►

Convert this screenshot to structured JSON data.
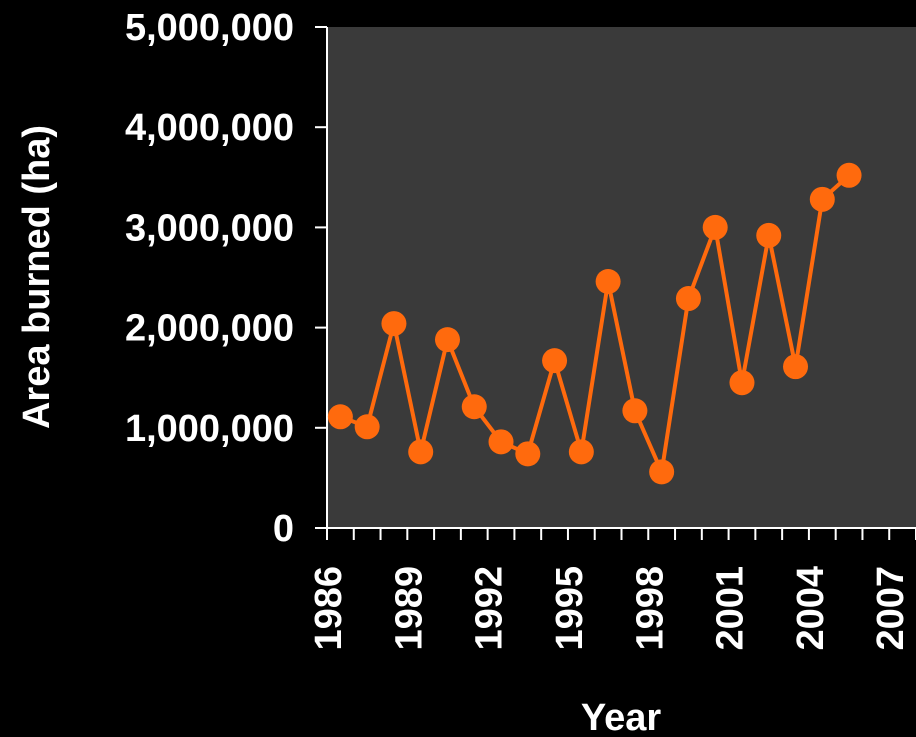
{
  "chart_data": {
    "type": "line",
    "title": "",
    "xlabel": "Year",
    "ylabel": "Area burned (ha)",
    "xlim": [
      1986,
      2008
    ],
    "ylim": [
      0,
      5000000
    ],
    "x_ticks": [
      1986,
      1987,
      1988,
      1989,
      1990,
      1991,
      1992,
      1993,
      1994,
      1995,
      1996,
      1997,
      1998,
      1999,
      2000,
      2001,
      2002,
      2003,
      2004,
      2005,
      2006,
      2007,
      2008
    ],
    "x_tick_labels": [
      "1986",
      "1989",
      "1992",
      "1995",
      "1998",
      "2001",
      "2004",
      "2007"
    ],
    "x_tick_label_values": [
      1986,
      1989,
      1992,
      1995,
      1998,
      2001,
      2004,
      2007
    ],
    "y_ticks": [
      0,
      1000000,
      2000000,
      3000000,
      4000000,
      5000000
    ],
    "y_tick_labels": [
      "0",
      "1,000,000",
      "2,000,000",
      "3,000,000",
      "4,000,000",
      "5,000,000"
    ],
    "grid": false,
    "colors": {
      "background": "#000000",
      "plot_background": "#3a3a3a",
      "axis": "#ffffff",
      "series": "#ff6a0d"
    },
    "series": [
      {
        "x": [
          1986.5,
          1987.5,
          1988.5,
          1989.5,
          1990.5,
          1991.5,
          1992.5,
          1993.5,
          1994.5,
          1995.5,
          1996.5,
          1997.5,
          1998.5,
          1999.5,
          2000.5,
          2001.5,
          2002.5,
          2003.5,
          2004.5,
          2005.5
        ],
        "values": [
          1110000,
          1010000,
          2040000,
          760000,
          1880000,
          1210000,
          860000,
          740000,
          1670000,
          760000,
          2460000,
          1170000,
          560000,
          2290000,
          3000000,
          1450000,
          2920000,
          1610000,
          3280000,
          3520000
        ]
      }
    ]
  }
}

◄

Problem requirements> Above are records to transcribe exactly; leave their pictures out.

Response to this exercise>
Convert this screenshot to structured JSON data.
{
  "chart_data": {
    "type": "line",
    "title": "",
    "xlabel": "Year",
    "ylabel": "Area burned (ha)",
    "xlim": [
      1986,
      2008
    ],
    "ylim": [
      0,
      5000000
    ],
    "x_ticks": [
      1986,
      1987,
      1988,
      1989,
      1990,
      1991,
      1992,
      1993,
      1994,
      1995,
      1996,
      1997,
      1998,
      1999,
      2000,
      2001,
      2002,
      2003,
      2004,
      2005,
      2006,
      2007,
      2008
    ],
    "x_tick_labels": [
      "1986",
      "1989",
      "1992",
      "1995",
      "1998",
      "2001",
      "2004",
      "2007"
    ],
    "x_tick_label_values": [
      1986,
      1989,
      1992,
      1995,
      1998,
      2001,
      2004,
      2007
    ],
    "y_ticks": [
      0,
      1000000,
      2000000,
      3000000,
      4000000,
      5000000
    ],
    "y_tick_labels": [
      "0",
      "1,000,000",
      "2,000,000",
      "3,000,000",
      "4,000,000",
      "5,000,000"
    ],
    "grid": false,
    "colors": {
      "background": "#000000",
      "plot_background": "#3a3a3a",
      "axis": "#ffffff",
      "series": "#ff6a0d"
    },
    "series": [
      {
        "x": [
          1986.5,
          1987.5,
          1988.5,
          1989.5,
          1990.5,
          1991.5,
          1992.5,
          1993.5,
          1994.5,
          1995.5,
          1996.5,
          1997.5,
          1998.5,
          1999.5,
          2000.5,
          2001.5,
          2002.5,
          2003.5,
          2004.5,
          2005.5
        ],
        "values": [
          1110000,
          1010000,
          2040000,
          760000,
          1880000,
          1210000,
          860000,
          740000,
          1670000,
          760000,
          2460000,
          1170000,
          560000,
          2290000,
          3000000,
          1450000,
          2920000,
          1610000,
          3280000,
          3520000
        ]
      }
    ]
  }
}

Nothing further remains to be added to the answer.